== Short task ==
Write out verbatim the lines of the records from the one that contains "item-number: 03 xyxy=(272,464,287,480)" through the one that contains "item-label: 储能技术发展趋势 xyxy=(301,1140,409,1156)".

== Data for this exercise ==
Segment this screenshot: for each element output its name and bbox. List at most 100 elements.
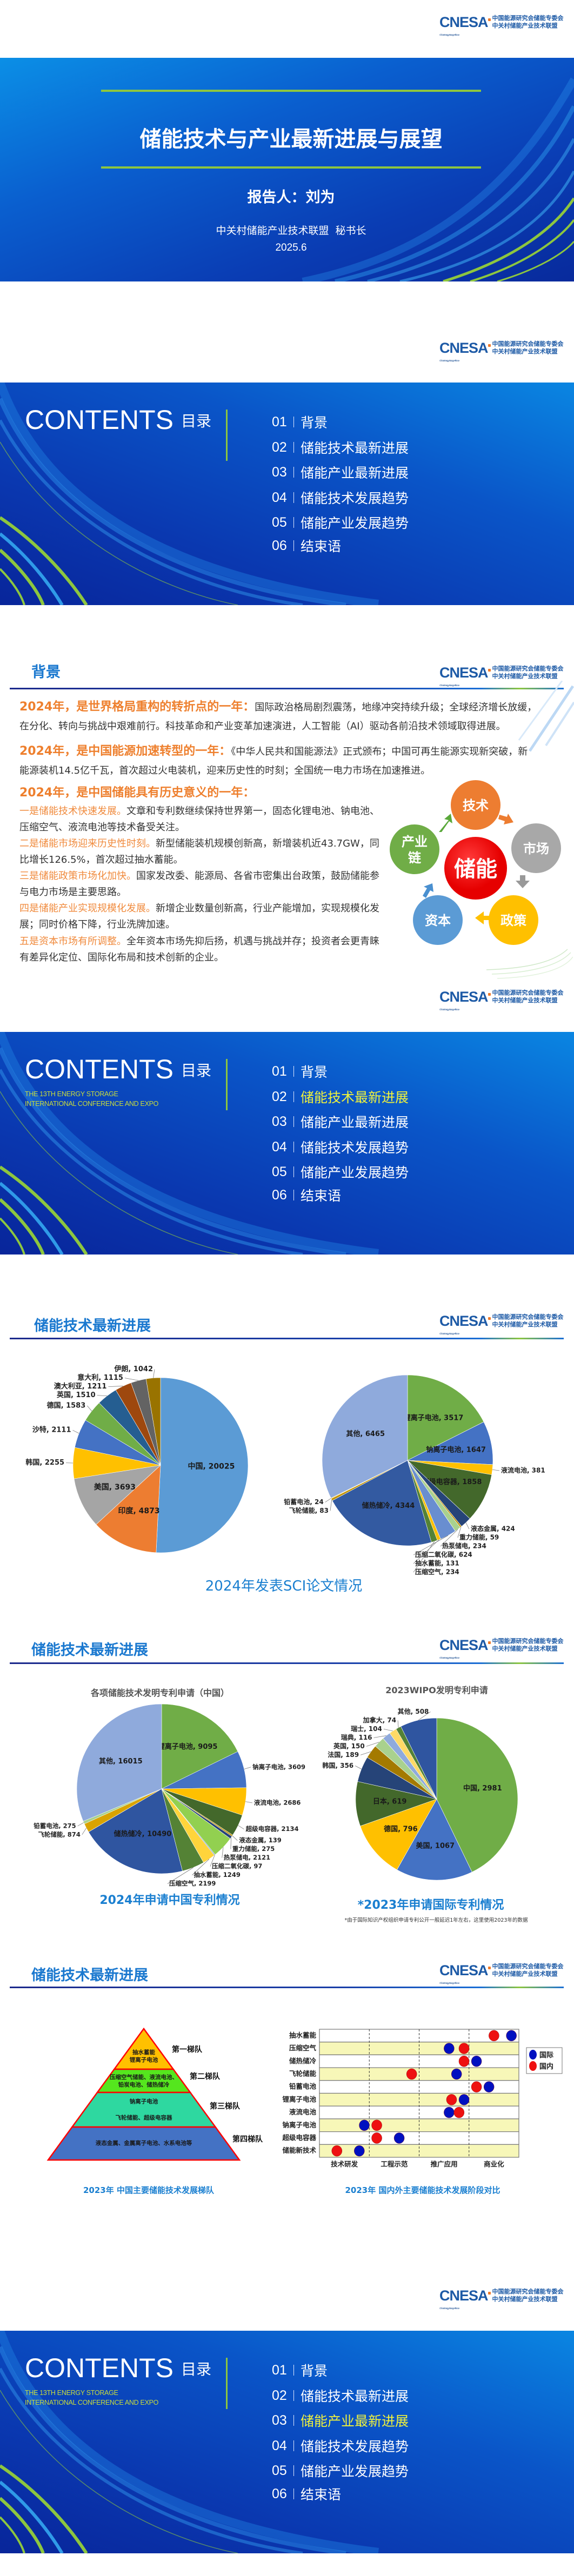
item-number: 03 xyxy=(272,464,287,480)
contents-slide: CONTENTS 目录 THE 13TH ENERGY STORAGE INTERNA… xyxy=(0,2331,574,2553)
contents-item-03[interactable]: 03 储能产业最新进展 xyxy=(272,2411,409,2430)
pie-slice xyxy=(407,1460,470,1527)
node-label: 资本 xyxy=(425,913,451,928)
pie-slice xyxy=(375,1738,437,1800)
pie-label: 锂离子电池, 3517 xyxy=(404,1413,464,1422)
item-number: 04 xyxy=(272,2438,287,2453)
item-label: 储能技术发展趋势 xyxy=(301,1140,409,1156)
separator xyxy=(293,1116,294,1127)
contents-item-05[interactable]: 05 储能产业发展趋势 xyxy=(272,513,409,532)
divider-bar xyxy=(226,410,228,461)
pie-label: 铅蓄电池, 24 xyxy=(283,1498,323,1506)
pie-label: 德国, 796 xyxy=(384,1824,418,1833)
pie-chart-2: 锂离子电池, 3517 钠离子电池, 1647 超级电容器, 1858 储热储冷, 4… xyxy=(283,1374,545,1576)
dot-国际 xyxy=(483,2081,495,2092)
tier-2-text: 压缩空气储能、液流电池、 铅炭电池、储热储冷 xyxy=(110,2074,178,2088)
cnesa-logo: CNESA China Energy Storage Alliance 中国能源研究… xyxy=(439,1313,564,1335)
separator xyxy=(293,1066,294,1077)
leader-line xyxy=(418,1712,431,1721)
paragraph-china-energy: 2024年，是中国能源加速转型的一年：《中华人民共和国能源法》正式颁布；中国可再… xyxy=(19,742,537,780)
contents-item-01[interactable]: 01 背景 xyxy=(272,2361,328,2379)
contents-item-01[interactable]: 01 背景 xyxy=(272,413,328,431)
legend-label: 国际 xyxy=(539,2051,553,2060)
legend-swatch xyxy=(529,2050,537,2060)
arrow-icon xyxy=(439,814,452,832)
contents-item-05[interactable]: 05 储能产业发展趋势 xyxy=(272,2461,409,2480)
pie-label: 法国, 189 xyxy=(328,1750,359,1759)
pie-slice xyxy=(407,1460,493,1475)
point-item: 一是储能技术快速发展。文章和专利数继续保持世界第一，固态化锂电池、钠电池、压缩空… xyxy=(19,803,381,836)
pie-label: 液态金属, 424 xyxy=(471,1525,515,1533)
dot-国内 xyxy=(458,2056,470,2067)
contents-item-03[interactable]: 03 储能产业最新进展 xyxy=(272,1112,409,1131)
logo-text: 中国能源研究会储能专委会 中关村储能产业技术联盟 xyxy=(492,665,564,680)
item-label: 背景 xyxy=(301,2363,328,2379)
point-heading: 三是储能政策市场化加快。 xyxy=(19,870,136,882)
pie-slice xyxy=(407,1460,462,1528)
pie-slice xyxy=(332,1460,432,1546)
item-number: 02 xyxy=(272,439,287,455)
pie-slice xyxy=(407,1460,456,1540)
point-item: 四是储能产业实现规模化发展。新增企业数量创新高，行业产能增加，实现规模化发展；同… xyxy=(19,901,381,933)
pie-slice xyxy=(389,1728,437,1800)
leader-line xyxy=(330,1499,332,1511)
contents-item-04[interactable]: 04 储能技术发展趋势 xyxy=(272,488,409,507)
leader-line xyxy=(413,1541,435,1573)
row-band xyxy=(319,2131,519,2145)
dot-国内 xyxy=(406,2068,417,2080)
dot-国内 xyxy=(453,2107,465,2118)
leader-line xyxy=(465,1522,470,1530)
node-capital xyxy=(413,895,463,945)
reporter: 报告人：刘为 xyxy=(247,189,335,206)
contents-item-01[interactable]: 01 背景 xyxy=(272,1062,328,1081)
contents-item-06[interactable]: 06 结束语 xyxy=(272,536,341,555)
pie-label: 重力储能, 59 xyxy=(459,1533,499,1541)
item-number: 03 xyxy=(272,2412,287,2428)
contents-item-04[interactable]: 04 储能技术发展趋势 xyxy=(272,1138,409,1156)
legend-label: 国内 xyxy=(539,2062,553,2071)
separator xyxy=(293,417,294,427)
separator xyxy=(293,517,294,528)
separator xyxy=(293,2390,294,2401)
item-label: 结束语 xyxy=(301,539,342,554)
dot-国内 xyxy=(331,2145,343,2157)
node-technology xyxy=(451,780,500,830)
item-label: 储能产业发展趋势 xyxy=(301,515,409,531)
logo-text: 中国能源研究会储能专委会 中关村储能产业技术联盟 xyxy=(492,1963,564,1977)
contents-item-02[interactable]: 02 储能技术最新进展 xyxy=(272,2386,409,2405)
contents-item-03[interactable]: 03 储能产业最新进展 xyxy=(272,463,409,481)
logo-text: 中国能源研究会储能专委会 中关村储能产业技术联盟 xyxy=(492,1638,564,1652)
contents-item-06[interactable]: 06 结束语 xyxy=(272,2485,341,2503)
contents-item-04[interactable]: 04 储能技术发展趋势 xyxy=(272,2437,409,2455)
item-number: 05 xyxy=(272,514,287,530)
contents-slide: CONTENTS 目录 THE 13TH ENERGY STORAGE INTERNA… xyxy=(0,1032,574,1255)
contents-item-02[interactable]: 02 储能技术最新进展 xyxy=(272,1088,409,1106)
item-label: 结束语 xyxy=(301,1188,342,1204)
point-heading: 四是储能产业实现规模化发展。 xyxy=(19,903,156,914)
node-label: 技术 xyxy=(463,798,489,813)
arrow-icon xyxy=(498,814,513,824)
contents-item-05[interactable]: 05 储能产业发展趋势 xyxy=(272,1163,409,1181)
conference-subtitle: THE 13TH ENERGY STORAGE xyxy=(25,1090,118,1098)
leader-line xyxy=(373,1735,386,1738)
legend-swatch xyxy=(529,2061,537,2071)
item-number: 04 xyxy=(272,489,287,505)
date: 2025.6 xyxy=(275,242,307,253)
item-label: 储能产业最新进展 xyxy=(301,465,409,481)
cnesa-logo: CNESA China Energy Storage Alliance 中国能源研究… xyxy=(439,989,564,1011)
tier-3-text: 钠离子电池 飞轮储能、超级电容器 xyxy=(115,2098,172,2121)
separator xyxy=(293,467,294,478)
contents-item-02[interactable]: 02 储能技术最新进展 xyxy=(272,438,409,457)
dot-国内 xyxy=(458,2043,470,2054)
logo-text: 中国能源研究会储能专委会 中关村储能产业技术联盟 xyxy=(492,1313,564,1328)
chart-title: 各项储能技术发明专利申请（中国） xyxy=(90,1688,229,1698)
dot-国际 xyxy=(359,2119,370,2131)
contents-item-06[interactable]: 06 结束语 xyxy=(272,1186,341,1204)
point-body: 新型储能装机规模创新高，新增装机近43.7GW，同比增长126.5%，首次超过抽… xyxy=(19,838,379,866)
dot-国际 xyxy=(471,2056,482,2067)
pie-slice xyxy=(401,1718,437,1800)
tier-label: 第三梯队 xyxy=(210,2102,240,2111)
leader-line xyxy=(325,1498,331,1502)
row-band xyxy=(319,2067,519,2081)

== Answer ==
item-number: 03 xyxy=(272,464,287,480)
contents-slide: CONTENTS 目录 THE 13TH ENERGY STORAGE INTERNA… xyxy=(0,2331,574,2553)
contents-item-03[interactable]: 03 储能产业最新进展 xyxy=(272,2411,409,2430)
pie-slice xyxy=(407,1460,470,1527)
node-label: 资本 xyxy=(425,913,451,928)
pie-slice xyxy=(375,1738,437,1800)
pie-label: 锂离子电池, 3517 xyxy=(404,1413,464,1422)
item-number: 04 xyxy=(272,2438,287,2453)
item-label: 储能技术发展趋势 xyxy=(301,1140,409,1156)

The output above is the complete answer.